[start of Extracted data]
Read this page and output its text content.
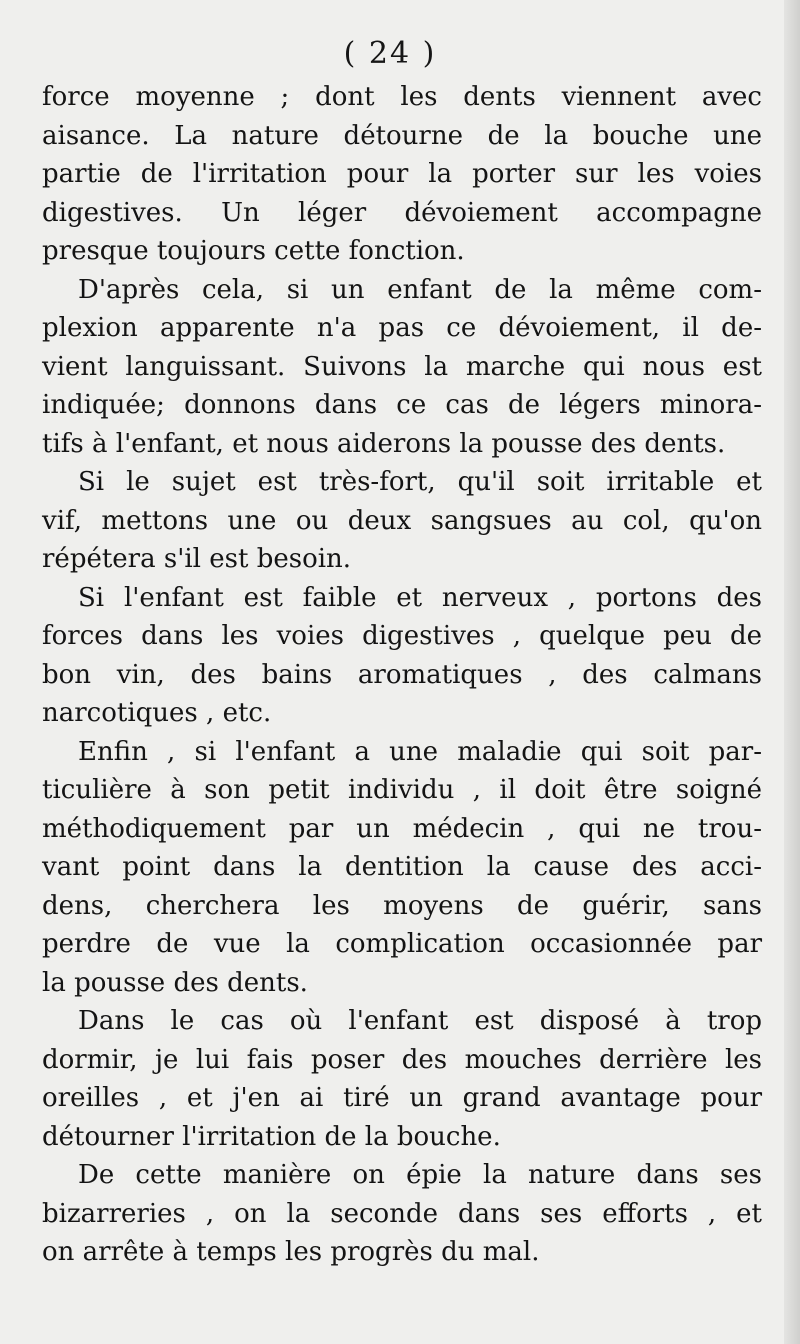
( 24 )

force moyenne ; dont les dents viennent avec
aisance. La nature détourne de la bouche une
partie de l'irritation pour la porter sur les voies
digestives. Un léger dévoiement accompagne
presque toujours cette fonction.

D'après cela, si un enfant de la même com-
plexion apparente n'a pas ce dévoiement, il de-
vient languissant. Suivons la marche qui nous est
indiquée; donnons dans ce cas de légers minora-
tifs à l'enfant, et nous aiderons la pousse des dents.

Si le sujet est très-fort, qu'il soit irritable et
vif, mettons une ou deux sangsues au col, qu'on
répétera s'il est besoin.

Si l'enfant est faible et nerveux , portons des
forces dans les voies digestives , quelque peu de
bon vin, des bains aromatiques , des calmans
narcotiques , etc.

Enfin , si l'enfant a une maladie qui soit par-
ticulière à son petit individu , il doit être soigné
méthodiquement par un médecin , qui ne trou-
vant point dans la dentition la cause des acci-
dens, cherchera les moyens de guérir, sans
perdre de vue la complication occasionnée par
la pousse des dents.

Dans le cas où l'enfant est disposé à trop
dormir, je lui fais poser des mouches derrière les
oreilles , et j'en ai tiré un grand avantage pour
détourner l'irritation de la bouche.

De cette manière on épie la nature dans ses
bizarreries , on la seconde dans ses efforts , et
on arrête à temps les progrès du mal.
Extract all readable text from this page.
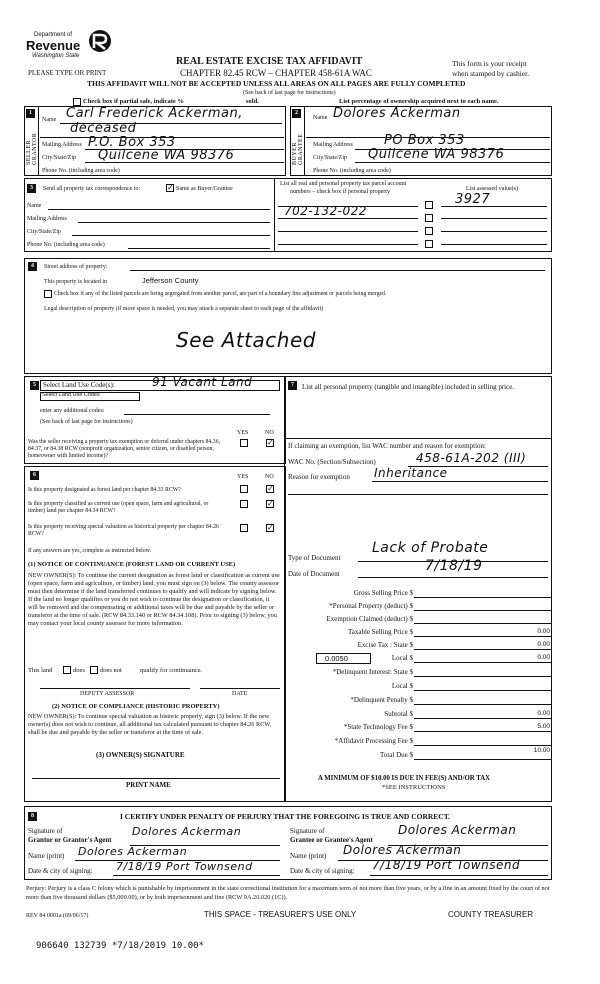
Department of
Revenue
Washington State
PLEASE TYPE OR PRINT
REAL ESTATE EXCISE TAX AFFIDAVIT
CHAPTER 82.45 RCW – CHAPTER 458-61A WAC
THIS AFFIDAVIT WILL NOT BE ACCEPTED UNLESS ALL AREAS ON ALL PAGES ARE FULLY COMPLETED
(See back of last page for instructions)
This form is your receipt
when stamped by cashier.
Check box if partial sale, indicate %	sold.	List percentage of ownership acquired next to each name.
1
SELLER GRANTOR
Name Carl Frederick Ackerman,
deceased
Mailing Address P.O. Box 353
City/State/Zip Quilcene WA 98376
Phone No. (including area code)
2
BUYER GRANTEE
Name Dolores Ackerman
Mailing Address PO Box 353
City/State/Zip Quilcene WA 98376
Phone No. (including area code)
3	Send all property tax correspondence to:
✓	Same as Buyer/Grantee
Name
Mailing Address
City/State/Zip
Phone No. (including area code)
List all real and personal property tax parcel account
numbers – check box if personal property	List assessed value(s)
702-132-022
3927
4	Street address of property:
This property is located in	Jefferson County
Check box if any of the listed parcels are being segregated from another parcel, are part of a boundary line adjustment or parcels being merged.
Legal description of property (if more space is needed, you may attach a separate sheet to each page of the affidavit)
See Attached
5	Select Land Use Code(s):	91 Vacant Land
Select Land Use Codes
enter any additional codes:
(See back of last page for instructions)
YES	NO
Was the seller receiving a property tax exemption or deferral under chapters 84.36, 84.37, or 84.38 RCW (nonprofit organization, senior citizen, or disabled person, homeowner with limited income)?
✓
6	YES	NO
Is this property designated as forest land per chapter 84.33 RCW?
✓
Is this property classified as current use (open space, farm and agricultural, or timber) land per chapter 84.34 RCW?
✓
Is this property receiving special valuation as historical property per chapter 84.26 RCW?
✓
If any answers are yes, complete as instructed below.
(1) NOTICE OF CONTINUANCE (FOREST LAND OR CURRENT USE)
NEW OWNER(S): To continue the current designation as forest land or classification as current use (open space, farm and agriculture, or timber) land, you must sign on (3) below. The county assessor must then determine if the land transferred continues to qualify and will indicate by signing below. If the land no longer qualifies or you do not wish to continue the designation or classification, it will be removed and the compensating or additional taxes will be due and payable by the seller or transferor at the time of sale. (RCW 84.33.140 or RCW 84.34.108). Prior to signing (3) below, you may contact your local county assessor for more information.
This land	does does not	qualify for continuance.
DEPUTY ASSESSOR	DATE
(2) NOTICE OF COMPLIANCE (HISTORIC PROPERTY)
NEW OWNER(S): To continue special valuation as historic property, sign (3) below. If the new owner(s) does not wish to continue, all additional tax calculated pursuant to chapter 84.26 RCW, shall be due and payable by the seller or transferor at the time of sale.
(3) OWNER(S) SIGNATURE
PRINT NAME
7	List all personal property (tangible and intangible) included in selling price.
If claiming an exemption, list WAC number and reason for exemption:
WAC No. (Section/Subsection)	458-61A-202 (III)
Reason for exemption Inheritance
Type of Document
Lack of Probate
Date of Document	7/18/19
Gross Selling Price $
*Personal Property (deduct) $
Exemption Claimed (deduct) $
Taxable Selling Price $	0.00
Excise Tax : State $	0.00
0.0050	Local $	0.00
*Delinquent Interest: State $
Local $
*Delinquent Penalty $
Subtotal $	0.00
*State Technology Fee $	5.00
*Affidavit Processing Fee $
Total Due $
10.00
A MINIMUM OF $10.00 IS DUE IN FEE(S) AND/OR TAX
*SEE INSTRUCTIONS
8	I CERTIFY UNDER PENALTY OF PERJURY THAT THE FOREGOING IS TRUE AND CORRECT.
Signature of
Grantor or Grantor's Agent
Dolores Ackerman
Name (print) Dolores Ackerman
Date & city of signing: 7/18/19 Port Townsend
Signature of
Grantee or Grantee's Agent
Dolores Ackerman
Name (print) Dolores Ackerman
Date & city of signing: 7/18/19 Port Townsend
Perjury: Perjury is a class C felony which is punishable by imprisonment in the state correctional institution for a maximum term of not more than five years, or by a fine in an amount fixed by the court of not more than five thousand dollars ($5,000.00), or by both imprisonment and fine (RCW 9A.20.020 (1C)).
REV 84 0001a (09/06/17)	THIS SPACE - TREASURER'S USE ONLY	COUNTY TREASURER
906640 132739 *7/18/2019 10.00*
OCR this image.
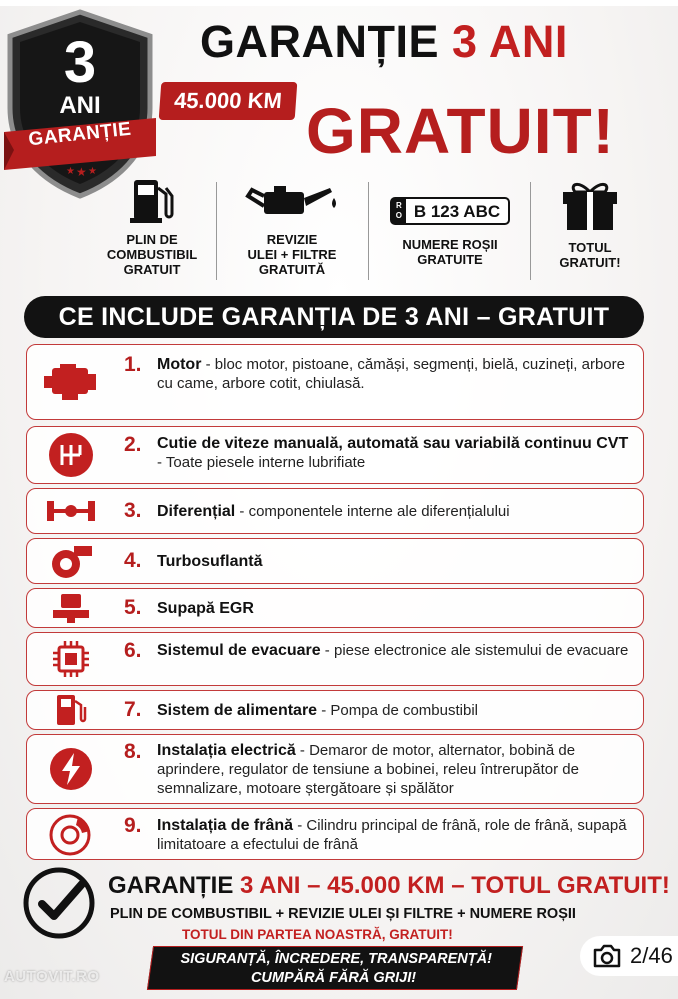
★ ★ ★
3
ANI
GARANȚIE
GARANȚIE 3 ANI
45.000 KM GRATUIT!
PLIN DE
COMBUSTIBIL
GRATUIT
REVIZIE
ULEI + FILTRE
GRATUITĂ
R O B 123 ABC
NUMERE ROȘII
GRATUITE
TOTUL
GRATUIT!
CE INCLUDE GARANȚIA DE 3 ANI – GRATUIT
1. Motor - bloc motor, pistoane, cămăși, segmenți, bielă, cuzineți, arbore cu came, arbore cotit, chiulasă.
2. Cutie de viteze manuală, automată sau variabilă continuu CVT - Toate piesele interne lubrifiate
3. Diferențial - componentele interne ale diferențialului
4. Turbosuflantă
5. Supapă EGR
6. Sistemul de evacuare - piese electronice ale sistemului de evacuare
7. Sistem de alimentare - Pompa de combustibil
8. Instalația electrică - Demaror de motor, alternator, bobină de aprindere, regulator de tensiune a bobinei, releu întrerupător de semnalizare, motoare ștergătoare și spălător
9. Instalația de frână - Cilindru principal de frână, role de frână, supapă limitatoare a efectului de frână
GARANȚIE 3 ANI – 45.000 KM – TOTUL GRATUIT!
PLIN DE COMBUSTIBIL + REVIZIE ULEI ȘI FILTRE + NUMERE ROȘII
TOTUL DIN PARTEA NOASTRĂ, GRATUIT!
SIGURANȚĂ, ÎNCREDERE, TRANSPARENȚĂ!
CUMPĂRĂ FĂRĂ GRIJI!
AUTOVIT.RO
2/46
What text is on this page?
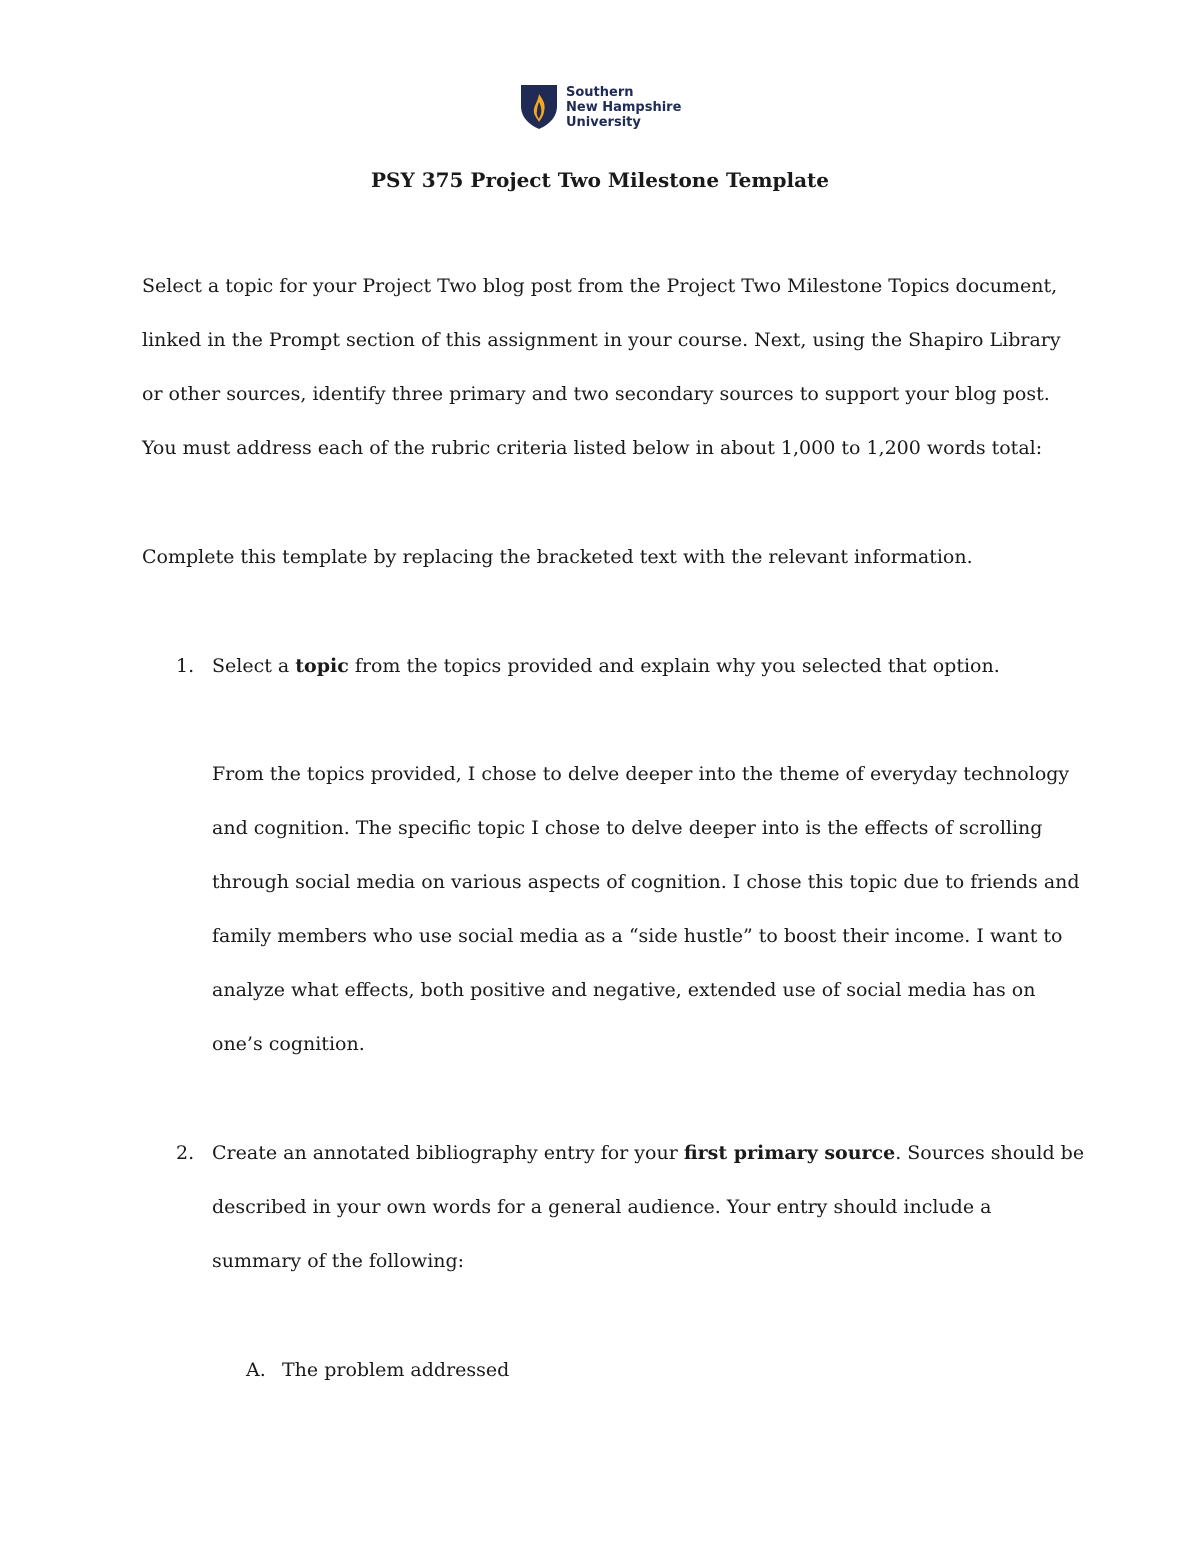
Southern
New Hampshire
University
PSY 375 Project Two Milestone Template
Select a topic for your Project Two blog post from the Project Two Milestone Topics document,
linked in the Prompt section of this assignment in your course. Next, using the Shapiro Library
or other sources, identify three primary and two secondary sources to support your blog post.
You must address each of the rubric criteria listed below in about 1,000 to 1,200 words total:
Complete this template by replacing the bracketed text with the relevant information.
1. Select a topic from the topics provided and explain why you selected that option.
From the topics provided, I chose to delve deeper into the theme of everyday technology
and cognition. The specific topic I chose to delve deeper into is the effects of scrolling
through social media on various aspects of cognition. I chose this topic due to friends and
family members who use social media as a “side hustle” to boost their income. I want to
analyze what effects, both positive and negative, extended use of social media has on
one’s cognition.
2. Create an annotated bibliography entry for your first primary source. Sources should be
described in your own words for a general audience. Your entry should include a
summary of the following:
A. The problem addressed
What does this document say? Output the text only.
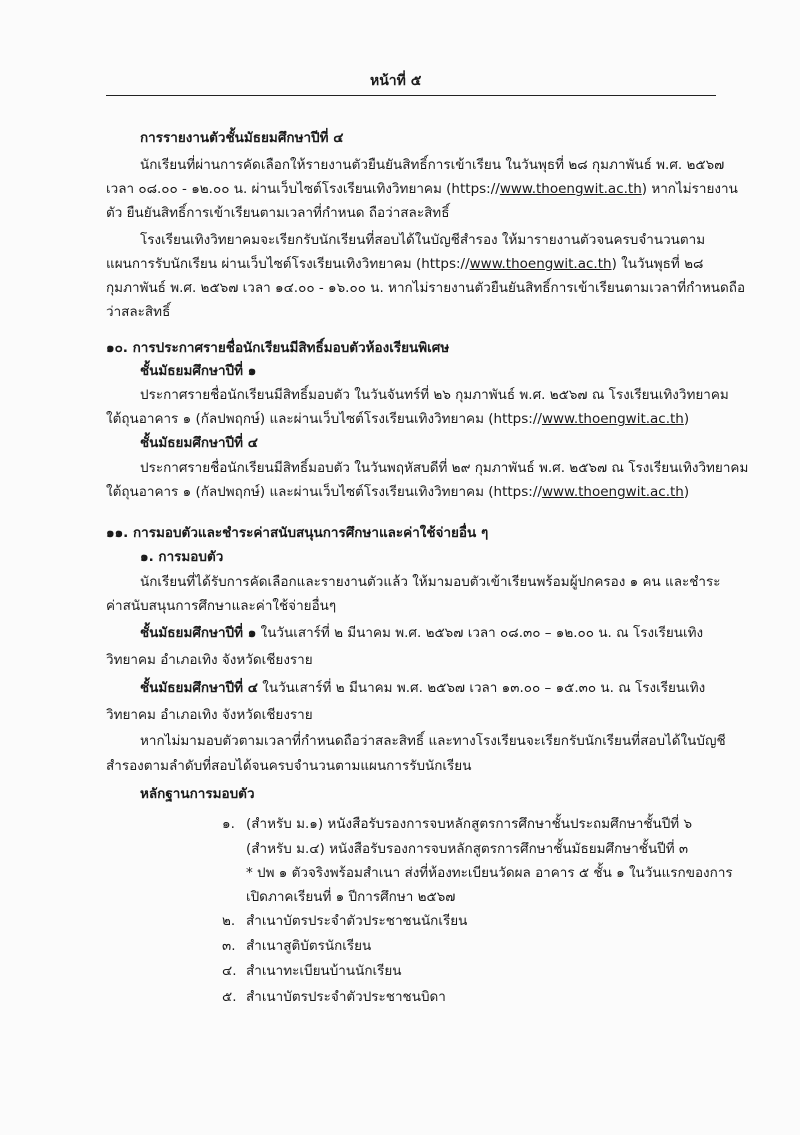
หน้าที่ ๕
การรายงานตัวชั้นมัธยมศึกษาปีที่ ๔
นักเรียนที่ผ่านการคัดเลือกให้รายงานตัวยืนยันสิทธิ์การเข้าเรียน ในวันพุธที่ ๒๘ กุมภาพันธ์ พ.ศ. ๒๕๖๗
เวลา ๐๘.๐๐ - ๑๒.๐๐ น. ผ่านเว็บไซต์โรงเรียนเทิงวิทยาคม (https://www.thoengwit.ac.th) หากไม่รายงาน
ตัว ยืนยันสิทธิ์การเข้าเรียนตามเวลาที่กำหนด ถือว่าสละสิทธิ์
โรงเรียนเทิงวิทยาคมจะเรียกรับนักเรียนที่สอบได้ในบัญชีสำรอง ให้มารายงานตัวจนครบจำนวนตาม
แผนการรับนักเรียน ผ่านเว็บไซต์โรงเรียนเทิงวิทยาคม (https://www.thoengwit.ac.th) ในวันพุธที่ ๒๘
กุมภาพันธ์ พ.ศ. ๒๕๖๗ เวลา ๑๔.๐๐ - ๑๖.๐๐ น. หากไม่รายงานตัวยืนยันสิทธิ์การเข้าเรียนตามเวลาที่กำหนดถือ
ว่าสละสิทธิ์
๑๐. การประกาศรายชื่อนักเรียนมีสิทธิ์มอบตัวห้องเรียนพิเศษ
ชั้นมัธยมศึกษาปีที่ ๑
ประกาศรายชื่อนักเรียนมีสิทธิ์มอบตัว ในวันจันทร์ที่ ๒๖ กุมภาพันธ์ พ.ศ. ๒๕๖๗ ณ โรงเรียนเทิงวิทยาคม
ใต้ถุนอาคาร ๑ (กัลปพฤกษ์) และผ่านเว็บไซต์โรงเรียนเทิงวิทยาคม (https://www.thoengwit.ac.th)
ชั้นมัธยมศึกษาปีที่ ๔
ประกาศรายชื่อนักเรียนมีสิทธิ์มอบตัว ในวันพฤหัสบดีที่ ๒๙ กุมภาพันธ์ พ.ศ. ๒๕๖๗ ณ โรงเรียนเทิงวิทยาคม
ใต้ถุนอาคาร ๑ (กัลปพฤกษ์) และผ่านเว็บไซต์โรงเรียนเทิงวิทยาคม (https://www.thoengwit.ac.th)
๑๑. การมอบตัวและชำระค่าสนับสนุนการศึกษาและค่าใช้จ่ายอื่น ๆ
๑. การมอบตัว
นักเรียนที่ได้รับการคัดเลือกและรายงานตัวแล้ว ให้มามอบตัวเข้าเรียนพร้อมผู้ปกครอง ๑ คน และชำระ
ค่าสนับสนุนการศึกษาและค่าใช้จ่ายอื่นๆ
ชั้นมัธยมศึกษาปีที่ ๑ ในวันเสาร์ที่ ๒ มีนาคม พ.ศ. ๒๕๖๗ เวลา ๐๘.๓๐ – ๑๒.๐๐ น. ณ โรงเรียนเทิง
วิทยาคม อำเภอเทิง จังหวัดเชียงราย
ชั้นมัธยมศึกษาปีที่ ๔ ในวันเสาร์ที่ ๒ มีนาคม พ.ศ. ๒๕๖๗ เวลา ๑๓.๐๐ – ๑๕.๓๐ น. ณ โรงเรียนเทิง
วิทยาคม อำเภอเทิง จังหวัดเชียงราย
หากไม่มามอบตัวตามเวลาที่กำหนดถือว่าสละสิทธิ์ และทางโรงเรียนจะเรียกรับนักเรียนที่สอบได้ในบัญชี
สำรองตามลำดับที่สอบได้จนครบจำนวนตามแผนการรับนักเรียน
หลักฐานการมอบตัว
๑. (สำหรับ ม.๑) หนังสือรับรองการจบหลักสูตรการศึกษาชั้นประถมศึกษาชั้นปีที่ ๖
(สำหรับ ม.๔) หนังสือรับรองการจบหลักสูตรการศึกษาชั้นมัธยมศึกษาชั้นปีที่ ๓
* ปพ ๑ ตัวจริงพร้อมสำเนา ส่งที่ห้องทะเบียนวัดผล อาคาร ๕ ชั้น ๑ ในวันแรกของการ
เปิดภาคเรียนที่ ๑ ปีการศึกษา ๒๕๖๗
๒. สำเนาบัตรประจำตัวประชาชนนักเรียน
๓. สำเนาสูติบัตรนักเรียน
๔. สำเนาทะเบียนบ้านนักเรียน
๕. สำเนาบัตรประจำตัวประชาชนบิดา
[end of Extracted data]
Given problem >> Out of the material above, select every line that holds the string "FILTRE".

Response >>
ULEI + FILTRE
PLIN DE COMBUSTIBIL + REVIZIE ULEI ȘI FILTRE + NUMERE ROȘII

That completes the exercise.